Job -> Reproduce the records below, substituting "typed lambda calculus" for each occurrence of "lambda calculus" and leaving every other character unchanged.

:::::

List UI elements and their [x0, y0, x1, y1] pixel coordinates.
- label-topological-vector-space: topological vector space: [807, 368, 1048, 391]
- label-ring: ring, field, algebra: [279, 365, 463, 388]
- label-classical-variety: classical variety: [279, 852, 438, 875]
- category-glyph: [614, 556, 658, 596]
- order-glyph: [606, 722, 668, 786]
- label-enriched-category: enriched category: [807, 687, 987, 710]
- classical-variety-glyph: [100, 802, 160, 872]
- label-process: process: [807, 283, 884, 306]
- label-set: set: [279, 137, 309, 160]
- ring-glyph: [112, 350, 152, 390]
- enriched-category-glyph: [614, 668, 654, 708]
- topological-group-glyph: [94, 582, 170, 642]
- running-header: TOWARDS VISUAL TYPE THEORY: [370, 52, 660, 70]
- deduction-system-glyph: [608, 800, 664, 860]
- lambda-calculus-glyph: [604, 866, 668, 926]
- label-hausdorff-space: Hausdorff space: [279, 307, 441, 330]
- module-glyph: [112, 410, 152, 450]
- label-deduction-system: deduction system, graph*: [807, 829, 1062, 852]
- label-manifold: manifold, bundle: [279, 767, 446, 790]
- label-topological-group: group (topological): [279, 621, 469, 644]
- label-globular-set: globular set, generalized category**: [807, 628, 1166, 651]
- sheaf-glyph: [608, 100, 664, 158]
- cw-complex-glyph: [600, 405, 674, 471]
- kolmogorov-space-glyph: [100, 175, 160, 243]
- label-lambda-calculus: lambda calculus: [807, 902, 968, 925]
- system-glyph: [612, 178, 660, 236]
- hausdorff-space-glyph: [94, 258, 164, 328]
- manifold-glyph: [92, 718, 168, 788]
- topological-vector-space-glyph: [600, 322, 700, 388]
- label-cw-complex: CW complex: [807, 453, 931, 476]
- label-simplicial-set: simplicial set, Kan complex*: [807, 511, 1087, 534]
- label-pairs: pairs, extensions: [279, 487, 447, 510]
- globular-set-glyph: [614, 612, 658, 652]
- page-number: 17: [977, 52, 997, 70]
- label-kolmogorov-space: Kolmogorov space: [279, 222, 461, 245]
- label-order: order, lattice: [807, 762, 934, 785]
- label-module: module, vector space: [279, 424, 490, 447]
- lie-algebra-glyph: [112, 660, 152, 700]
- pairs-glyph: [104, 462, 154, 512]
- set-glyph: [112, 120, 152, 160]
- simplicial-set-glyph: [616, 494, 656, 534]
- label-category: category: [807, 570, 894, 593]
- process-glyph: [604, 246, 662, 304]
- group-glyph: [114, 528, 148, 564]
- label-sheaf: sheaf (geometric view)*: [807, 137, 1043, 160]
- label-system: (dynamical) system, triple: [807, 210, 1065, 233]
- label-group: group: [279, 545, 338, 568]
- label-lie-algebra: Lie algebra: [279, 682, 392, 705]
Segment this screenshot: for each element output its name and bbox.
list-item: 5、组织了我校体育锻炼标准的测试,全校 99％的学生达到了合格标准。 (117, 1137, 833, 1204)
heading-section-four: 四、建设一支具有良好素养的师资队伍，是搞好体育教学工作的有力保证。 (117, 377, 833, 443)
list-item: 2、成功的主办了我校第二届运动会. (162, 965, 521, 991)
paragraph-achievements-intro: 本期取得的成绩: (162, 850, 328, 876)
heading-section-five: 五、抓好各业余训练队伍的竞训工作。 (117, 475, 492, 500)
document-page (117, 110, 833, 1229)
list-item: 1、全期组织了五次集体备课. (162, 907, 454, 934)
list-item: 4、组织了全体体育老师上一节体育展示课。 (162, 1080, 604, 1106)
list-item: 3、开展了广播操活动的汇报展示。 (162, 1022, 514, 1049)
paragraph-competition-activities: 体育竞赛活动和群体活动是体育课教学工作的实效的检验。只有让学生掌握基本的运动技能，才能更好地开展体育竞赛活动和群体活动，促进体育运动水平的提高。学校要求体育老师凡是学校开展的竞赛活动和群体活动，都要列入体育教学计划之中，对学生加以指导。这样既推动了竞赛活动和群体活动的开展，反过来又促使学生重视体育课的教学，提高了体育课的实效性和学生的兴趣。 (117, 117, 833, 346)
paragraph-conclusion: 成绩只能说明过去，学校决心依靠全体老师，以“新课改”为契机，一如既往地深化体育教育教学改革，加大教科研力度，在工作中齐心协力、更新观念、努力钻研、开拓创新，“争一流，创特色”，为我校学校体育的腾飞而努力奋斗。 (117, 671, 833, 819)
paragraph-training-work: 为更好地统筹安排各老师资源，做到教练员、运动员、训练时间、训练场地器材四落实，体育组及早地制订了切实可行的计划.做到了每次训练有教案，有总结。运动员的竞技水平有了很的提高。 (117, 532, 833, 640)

:::::

Result below ->
List UI elements and their [x0, y0, x1, y1] pixel coordinates.
- label-topological-vector-space: topological vector space: [807, 368, 1048, 391]
- label-ring: ring, field, algebra: [279, 365, 463, 388]
- label-classical-variety: classical variety: [279, 852, 438, 875]
- category-glyph: [614, 556, 658, 596]
- order-glyph: [606, 722, 668, 786]
- label-enriched-category: enriched category: [807, 687, 987, 710]
- classical-variety-glyph: [100, 802, 160, 872]
- label-process: process: [807, 283, 884, 306]
- label-set: set: [279, 137, 309, 160]
- ring-glyph: [112, 350, 152, 390]
- enriched-category-glyph: [614, 668, 654, 708]
- topological-group-glyph: [94, 582, 170, 642]
- running-header: TOWARDS VISUAL TYPE THEORY: [370, 52, 660, 70]
- deduction-system-glyph: [608, 800, 664, 860]
- lambda-calculus-glyph: [604, 866, 668, 926]
- label-hausdorff-space: Hausdorff space: [279, 307, 441, 330]
- module-glyph: [112, 410, 152, 450]
- label-deduction-system: deduction system, graph*: [807, 829, 1062, 852]
- label-manifold: manifold, bundle: [279, 767, 446, 790]
- label-topological-group: group (topological): [279, 621, 469, 644]
- label-globular-set: globular set, generalized category**: [807, 628, 1166, 651]
- sheaf-glyph: [608, 100, 664, 158]
- cw-complex-glyph: [600, 405, 674, 471]
- kolmogorov-space-glyph: [100, 175, 160, 243]
- label-lambda-calculus: typed lambda calculus: [807, 902, 968, 925]
- system-glyph: [612, 178, 660, 236]
- hausdorff-space-glyph: [94, 258, 164, 328]
- manifold-glyph: [92, 718, 168, 788]
- topological-vector-space-glyph: [600, 322, 700, 388]
- label-cw-complex: CW complex: [807, 453, 931, 476]
- label-simplicial-set: simplicial set, Kan complex*: [807, 511, 1087, 534]
- label-pairs: pairs, extensions: [279, 487, 447, 510]
- globular-set-glyph: [614, 612, 658, 652]
- page-number: 17: [977, 52, 997, 70]
- label-kolmogorov-space: Kolmogorov space: [279, 222, 461, 245]
- label-order: order, lattice: [807, 762, 934, 785]
- label-module: module, vector space: [279, 424, 490, 447]
- lie-algebra-glyph: [112, 660, 152, 700]
- pairs-glyph: [104, 462, 154, 512]
- set-glyph: [112, 120, 152, 160]
- simplicial-set-glyph: [616, 494, 656, 534]
- label-category: category: [807, 570, 894, 593]
- process-glyph: [604, 246, 662, 304]
- group-glyph: [114, 528, 148, 564]
- label-sheaf: sheaf (geometric view)*: [807, 137, 1043, 160]
- label-system: (dynamical) system, triple: [807, 210, 1065, 233]
- label-group: group: [279, 545, 338, 568]
- label-lie-algebra: Lie algebra: [279, 682, 392, 705]
Segment this screenshot: for each element output its name and bbox.
list-item: 5、组织了我校体育锻炼标准的测试,全校 99％的学生达到了合格标准。 (117, 1137, 833, 1204)
heading-section-four: 四、建设一支具有良好素养的师资队伍，是搞好体育教学工作的有力保证。 (117, 377, 833, 443)
list-item: 2、成功的主办了我校第二届运动会. (162, 965, 521, 991)
paragraph-achievements-intro: 本期取得的成绩: (162, 850, 328, 876)
heading-section-five: 五、抓好各业余训练队伍的竞训工作。 (117, 475, 492, 500)
document-page (117, 110, 833, 1229)
list-item: 1、全期组织了五次集体备课. (162, 907, 454, 934)
list-item: 4、组织了全体体育老师上一节体育展示课。 (162, 1080, 604, 1106)
list-item: 3、开展了广播操活动的汇报展示。 (162, 1022, 514, 1049)
paragraph-competition-activities: 体育竞赛活动和群体活动是体育课教学工作的实效的检验。只有让学生掌握基本的运动技能，才能更好地开展体育竞赛活动和群体活动，促进体育运动水平的提高。学校要求体育老师凡是学校开展的竞赛活动和群体活动，都要列入体育教学计划之中，对学生加以指导。这样既推动了竞赛活动和群体活动的开展，反过来又促使学生重视体育课的教学，提高了体育课的实效性和学生的兴趣。 (117, 117, 833, 346)
paragraph-conclusion: 成绩只能说明过去，学校决心依靠全体老师，以“新课改”为契机，一如既往地深化体育教育教学改革，加大教科研力度，在工作中齐心协力、更新观念、努力钻研、开拓创新，“争一流，创特色”，为我校学校体育的腾飞而努力奋斗。 (117, 671, 833, 819)
paragraph-training-work: 为更好地统筹安排各老师资源，做到教练员、运动员、训练时间、训练场地器材四落实，体育组及早地制订了切实可行的计划.做到了每次训练有教案，有总结。运动员的竞技水平有了很的提高。 (117, 532, 833, 640)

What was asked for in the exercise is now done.